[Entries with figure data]
START

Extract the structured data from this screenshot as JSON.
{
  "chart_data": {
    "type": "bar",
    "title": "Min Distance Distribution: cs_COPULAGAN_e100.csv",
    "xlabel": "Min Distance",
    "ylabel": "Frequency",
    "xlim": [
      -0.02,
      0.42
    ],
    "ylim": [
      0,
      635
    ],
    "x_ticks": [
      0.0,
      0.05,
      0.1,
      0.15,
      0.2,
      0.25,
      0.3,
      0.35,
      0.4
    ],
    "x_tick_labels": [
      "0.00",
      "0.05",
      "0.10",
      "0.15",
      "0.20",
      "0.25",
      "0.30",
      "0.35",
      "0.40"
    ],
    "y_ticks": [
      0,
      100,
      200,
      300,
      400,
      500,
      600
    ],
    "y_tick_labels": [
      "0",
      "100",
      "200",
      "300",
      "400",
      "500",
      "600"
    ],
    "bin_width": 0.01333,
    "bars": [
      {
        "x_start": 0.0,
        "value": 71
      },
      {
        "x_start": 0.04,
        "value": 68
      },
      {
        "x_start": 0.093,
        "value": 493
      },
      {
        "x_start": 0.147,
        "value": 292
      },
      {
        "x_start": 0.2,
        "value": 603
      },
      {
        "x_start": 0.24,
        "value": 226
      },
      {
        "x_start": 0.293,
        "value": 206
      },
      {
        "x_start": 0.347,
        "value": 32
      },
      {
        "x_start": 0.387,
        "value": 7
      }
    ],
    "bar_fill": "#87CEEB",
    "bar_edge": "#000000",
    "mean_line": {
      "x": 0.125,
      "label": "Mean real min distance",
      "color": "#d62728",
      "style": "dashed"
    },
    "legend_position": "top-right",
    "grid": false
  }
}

END

Go through the data and count each line that has the word "value", then give the total alone.

• _PROBLEM SOLUTION_:
9